» **TASK REQUIREMENTS**: Extract each line of the data below exactly as written.

» **DATA SHOWN**:
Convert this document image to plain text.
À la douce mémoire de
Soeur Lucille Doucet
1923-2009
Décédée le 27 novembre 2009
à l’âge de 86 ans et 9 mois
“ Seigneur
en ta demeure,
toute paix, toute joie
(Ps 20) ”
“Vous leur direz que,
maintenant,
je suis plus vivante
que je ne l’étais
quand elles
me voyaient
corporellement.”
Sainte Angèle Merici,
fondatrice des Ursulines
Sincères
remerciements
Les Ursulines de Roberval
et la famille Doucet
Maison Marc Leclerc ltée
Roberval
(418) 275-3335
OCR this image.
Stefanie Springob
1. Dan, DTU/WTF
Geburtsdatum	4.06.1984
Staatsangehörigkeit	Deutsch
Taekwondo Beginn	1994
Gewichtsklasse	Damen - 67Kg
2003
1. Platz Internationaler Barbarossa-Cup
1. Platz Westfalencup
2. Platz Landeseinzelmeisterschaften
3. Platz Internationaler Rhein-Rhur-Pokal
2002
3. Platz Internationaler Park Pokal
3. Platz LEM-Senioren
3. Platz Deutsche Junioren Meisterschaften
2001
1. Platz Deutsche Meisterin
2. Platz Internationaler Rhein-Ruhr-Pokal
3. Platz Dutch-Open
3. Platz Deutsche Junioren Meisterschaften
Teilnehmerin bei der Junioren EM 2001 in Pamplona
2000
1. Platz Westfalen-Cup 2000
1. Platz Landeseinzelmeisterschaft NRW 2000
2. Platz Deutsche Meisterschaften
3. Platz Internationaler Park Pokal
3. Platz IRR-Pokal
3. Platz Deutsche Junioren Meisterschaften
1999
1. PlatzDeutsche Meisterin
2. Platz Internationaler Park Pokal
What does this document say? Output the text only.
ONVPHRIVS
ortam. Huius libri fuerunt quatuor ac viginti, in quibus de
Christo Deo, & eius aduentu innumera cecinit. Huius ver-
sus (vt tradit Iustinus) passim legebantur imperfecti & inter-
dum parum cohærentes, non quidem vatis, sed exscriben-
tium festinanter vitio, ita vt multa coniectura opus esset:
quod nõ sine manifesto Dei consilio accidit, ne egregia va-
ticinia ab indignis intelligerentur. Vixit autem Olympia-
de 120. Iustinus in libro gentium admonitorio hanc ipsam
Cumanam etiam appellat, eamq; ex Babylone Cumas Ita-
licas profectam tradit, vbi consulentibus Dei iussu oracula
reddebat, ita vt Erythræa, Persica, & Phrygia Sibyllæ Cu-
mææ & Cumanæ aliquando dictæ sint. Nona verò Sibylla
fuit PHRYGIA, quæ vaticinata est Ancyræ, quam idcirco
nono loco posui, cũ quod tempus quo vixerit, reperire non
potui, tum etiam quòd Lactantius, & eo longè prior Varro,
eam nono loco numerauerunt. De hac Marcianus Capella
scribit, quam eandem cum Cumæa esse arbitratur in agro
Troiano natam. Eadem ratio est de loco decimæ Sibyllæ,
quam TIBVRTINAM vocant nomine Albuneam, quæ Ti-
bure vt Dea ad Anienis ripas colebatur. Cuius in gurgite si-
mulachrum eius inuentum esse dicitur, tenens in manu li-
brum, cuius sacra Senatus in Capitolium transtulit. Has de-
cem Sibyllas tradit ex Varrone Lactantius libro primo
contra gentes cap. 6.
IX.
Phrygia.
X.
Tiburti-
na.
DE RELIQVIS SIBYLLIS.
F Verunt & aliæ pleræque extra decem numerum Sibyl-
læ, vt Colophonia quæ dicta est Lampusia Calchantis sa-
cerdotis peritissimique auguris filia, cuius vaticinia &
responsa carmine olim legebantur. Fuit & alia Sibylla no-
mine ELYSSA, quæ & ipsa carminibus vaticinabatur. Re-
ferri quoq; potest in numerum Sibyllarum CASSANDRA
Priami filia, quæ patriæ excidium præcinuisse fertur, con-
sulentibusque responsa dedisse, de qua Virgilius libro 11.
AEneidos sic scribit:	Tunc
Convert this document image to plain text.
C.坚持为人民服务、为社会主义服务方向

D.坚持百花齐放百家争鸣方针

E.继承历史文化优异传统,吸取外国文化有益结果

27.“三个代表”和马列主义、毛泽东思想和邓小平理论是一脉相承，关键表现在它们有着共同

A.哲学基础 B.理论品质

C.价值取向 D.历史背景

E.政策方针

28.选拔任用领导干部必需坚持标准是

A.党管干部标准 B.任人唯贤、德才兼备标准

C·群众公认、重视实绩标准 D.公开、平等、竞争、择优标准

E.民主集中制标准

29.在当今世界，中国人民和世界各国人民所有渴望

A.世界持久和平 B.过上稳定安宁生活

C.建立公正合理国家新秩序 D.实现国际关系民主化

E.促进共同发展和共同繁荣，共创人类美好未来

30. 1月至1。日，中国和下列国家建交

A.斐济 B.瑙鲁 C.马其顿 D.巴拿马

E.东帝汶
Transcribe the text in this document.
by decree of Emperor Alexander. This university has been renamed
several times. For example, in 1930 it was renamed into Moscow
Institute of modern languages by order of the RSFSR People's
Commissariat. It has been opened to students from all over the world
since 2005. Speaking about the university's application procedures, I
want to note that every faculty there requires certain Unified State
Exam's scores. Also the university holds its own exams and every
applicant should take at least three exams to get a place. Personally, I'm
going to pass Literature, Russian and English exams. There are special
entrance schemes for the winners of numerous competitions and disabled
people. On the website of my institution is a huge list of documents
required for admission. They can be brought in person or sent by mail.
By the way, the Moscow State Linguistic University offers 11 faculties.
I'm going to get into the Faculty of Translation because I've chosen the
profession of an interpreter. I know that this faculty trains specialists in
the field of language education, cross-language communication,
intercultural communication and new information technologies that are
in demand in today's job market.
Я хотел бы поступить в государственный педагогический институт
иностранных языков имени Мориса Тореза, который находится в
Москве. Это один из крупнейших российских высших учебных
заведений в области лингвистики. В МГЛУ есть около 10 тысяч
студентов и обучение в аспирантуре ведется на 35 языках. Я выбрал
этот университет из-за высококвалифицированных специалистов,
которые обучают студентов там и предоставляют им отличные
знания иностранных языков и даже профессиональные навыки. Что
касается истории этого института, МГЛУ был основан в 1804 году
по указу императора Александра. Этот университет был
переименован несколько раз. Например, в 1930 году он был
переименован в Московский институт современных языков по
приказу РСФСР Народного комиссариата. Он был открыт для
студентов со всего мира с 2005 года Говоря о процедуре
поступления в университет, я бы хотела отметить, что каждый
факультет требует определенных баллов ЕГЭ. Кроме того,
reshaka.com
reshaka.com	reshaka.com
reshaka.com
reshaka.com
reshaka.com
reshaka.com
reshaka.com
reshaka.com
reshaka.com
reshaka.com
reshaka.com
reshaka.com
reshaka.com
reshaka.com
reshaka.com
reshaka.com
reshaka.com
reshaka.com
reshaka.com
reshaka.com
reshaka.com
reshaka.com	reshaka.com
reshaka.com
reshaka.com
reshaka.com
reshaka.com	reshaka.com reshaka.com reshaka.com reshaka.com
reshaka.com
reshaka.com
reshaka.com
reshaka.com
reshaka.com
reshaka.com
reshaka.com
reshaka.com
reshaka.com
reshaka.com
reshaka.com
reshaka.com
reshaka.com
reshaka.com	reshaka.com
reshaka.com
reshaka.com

» **WORKED SOLUTION**:
Convert this document image to plain text.
À la douce mémoire de
Soeur Lucille Doucet
1923-2009
Décédée le 27 novembre 2009
à l’âge de 86 ans et 9 mois
“ Seigneur
en ta demeure,
toute paix, toute joie
(Ps 20) ”
“Vous leur direz que,
maintenant,
je suis plus vivante
que je ne l’étais
quand elles
me voyaient
corporellement.”
Sainte Angèle Merici,
fondatrice des Ursulines
Sincères
remerciements
Les Ursulines de Roberval
et la famille Doucet
Maison Marc Leclerc ltée
Roberval
(418) 275-3335
OCR this image.
Stefanie Springob
1. Dan, DTU/WTF
Geburtsdatum	4.06.1984
Staatsangehörigkeit	Deutsch
Taekwondo Beginn	1994
Gewichtsklasse	Damen - 67Kg
2003
1. Platz Internationaler Barbarossa-Cup
1. Platz Westfalencup
2. Platz Landeseinzelmeisterschaften
3. Platz Internationaler Rhein-Rhur-Pokal
2002
3. Platz Internationaler Park Pokal
3. Platz LEM-Senioren
3. Platz Deutsche Junioren Meisterschaften
2001
1. Platz Deutsche Meisterin
2. Platz Internationaler Rhein-Ruhr-Pokal
3. Platz Dutch-Open
3. Platz Deutsche Junioren Meisterschaften
Teilnehmerin bei der Junioren EM 2001 in Pamplona
2000
1. Platz Westfalen-Cup 2000
1. Platz Landeseinzelmeisterschaft NRW 2000
2. Platz Deutsche Meisterschaften
3. Platz Internationaler Park Pokal
3. Platz IRR-Pokal
3. Platz Deutsche Junioren Meisterschaften
1999
1. PlatzDeutsche Meisterin
2. Platz Internationaler Park Pokal
What does this document say? Output the text only.
ONVPHRIVS
ortam. Huius libri fuerunt quatuor ac viginti, in quibus de
Christo Deo, & eius aduentu innumera cecinit. Huius ver-
sus (vt tradit Iustinus) passim legebantur imperfecti & inter-
dum parum cohærentes, non quidem vatis, sed exscriben-
tium festinanter vitio, ita vt multa coniectura opus esset:
quod nõ sine manifesto Dei consilio accidit, ne egregia va-
ticinia ab indignis intelligerentur. Vixit autem Olympia-
de 120. Iustinus in libro gentium admonitorio hanc ipsam
Cumanam etiam appellat, eamq; ex Babylone Cumas Ita-
licas profectam tradit, vbi consulentibus Dei iussu oracula
reddebat, ita vt Erythræa, Persica, & Phrygia Sibyllæ Cu-
mææ & Cumanæ aliquando dictæ sint. Nona verò Sibylla
fuit PHRYGIA, quæ vaticinata est Ancyræ, quam idcirco
nono loco posui, cũ quod tempus quo vixerit, reperire non
potui, tum etiam quòd Lactantius, & eo longè prior Varro,
eam nono loco numerauerunt. De hac Marcianus Capella
scribit, quam eandem cum Cumæa esse arbitratur in agro
Troiano natam. Eadem ratio est de loco decimæ Sibyllæ,
quam TIBVRTINAM vocant nomine Albuneam, quæ Ti-
bure vt Dea ad Anienis ripas colebatur. Cuius in gurgite si-
mulachrum eius inuentum esse dicitur, tenens in manu li-
brum, cuius sacra Senatus in Capitolium transtulit. Has de-
cem Sibyllas tradit ex Varrone Lactantius libro primo
contra gentes cap. 6.
IX.
Phrygia.
X.
Tiburti-
na.
DE RELIQVIS SIBYLLIS.
F Verunt & aliæ pleræque extra decem numerum Sibyl-
læ, vt Colophonia quæ dicta est Lampusia Calchantis sa-
cerdotis peritissimique auguris filia, cuius vaticinia &
responsa carmine olim legebantur. Fuit & alia Sibylla no-
mine ELYSSA, quæ & ipsa carminibus vaticinabatur. Re-
ferri quoq; potest in numerum Sibyllarum CASSANDRA
Priami filia, quæ patriæ excidium præcinuisse fertur, con-
sulentibusque responsa dedisse, de qua Virgilius libro 11.
AEneidos sic scribit:	Tunc
Convert this document image to plain text.
C.坚持为人民服务、为社会主义服务方向

D.坚持百花齐放百家争鸣方针

E.继承历史文化优异传统,吸取外国文化有益结果

27.“三个代表”和马列主义、毛泽东思想和邓小平理论是一脉相承，关键表现在它们有着共同

A.哲学基础 B.理论品质

C.价值取向 D.历史背景

E.政策方针

28.选拔任用领导干部必需坚持标准是

A.党管干部标准 B.任人唯贤、德才兼备标准

C·群众公认、重视实绩标准 D.公开、平等、竞争、择优标准

E.民主集中制标准

29.在当今世界，中国人民和世界各国人民所有渴望

A.世界持久和平 B.过上稳定安宁生活

C.建立公正合理国家新秩序 D.实现国际关系民主化

E.促进共同发展和共同繁荣，共创人类美好未来

30. 1月至1。日，中国和下列国家建交

A.斐济 B.瑙鲁 C.马其顿 D.巴拿马

E.东帝汶
Transcribe the text in this document.
by decree of Emperor Alexander. This university has been renamed
several times. For example, in 1930 it was renamed into Moscow
Institute of modern languages by order of the RSFSR People's
Commissariat. It has been opened to students from all over the world
since 2005. Speaking about the university's application procedures, I
want to note that every faculty there requires certain Unified State
Exam's scores. Also the university holds its own exams and every
applicant should take at least three exams to get a place. Personally, I'm
going to pass Literature, Russian and English exams. There are special
entrance schemes for the winners of numerous competitions and disabled
people. On the website of my institution is a huge list of documents
required for admission. They can be brought in person or sent by mail.
By the way, the Moscow State Linguistic University offers 11 faculties.
I'm going to get into the Faculty of Translation because I've chosen the
profession of an interpreter. I know that this faculty trains specialists in
the field of language education, cross-language communication,
intercultural communication and new information technologies that are
in demand in today's job market.
Я хотел бы поступить в государственный педагогический институт
иностранных языков имени Мориса Тореза, который находится в
Москве. Это один из крупнейших российских высших учебных
заведений в области лингвистики. В МГЛУ есть около 10 тысяч
студентов и обучение в аспирантуре ведется на 35 языках. Я выбрал
этот университет из-за высококвалифицированных специалистов,
которые обучают студентов там и предоставляют им отличные
знания иностранных языков и даже профессиональные навыки. Что
касается истории этого института, МГЛУ был основан в 1804 году
по указу императора Александра. Этот университет был
переименован несколько раз. Например, в 1930 году он был
переименован в Московский институт современных языков по
приказу РСФСР Народного комиссариата. Он был открыт для
студентов со всего мира с 2005 года Говоря о процедуре
поступления в университет, я бы хотела отметить, что каждый
факультет требует определенных баллов ЕГЭ. Кроме того,
reshaka.com
reshaka.com	reshaka.com
reshaka.com
reshaka.com
reshaka.com
reshaka.com
reshaka.com
reshaka.com
reshaka.com
reshaka.com
reshaka.com
reshaka.com
reshaka.com
reshaka.com
reshaka.com
reshaka.com
reshaka.com
reshaka.com
reshaka.com
reshaka.com
reshaka.com
reshaka.com	reshaka.com
reshaka.com
reshaka.com
reshaka.com
reshaka.com	reshaka.com reshaka.com reshaka.com reshaka.com
reshaka.com
reshaka.com
reshaka.com
reshaka.com
reshaka.com
reshaka.com
reshaka.com
reshaka.com
reshaka.com
reshaka.com
reshaka.com
reshaka.com
reshaka.com
reshaka.com	reshaka.com
reshaka.com
reshaka.com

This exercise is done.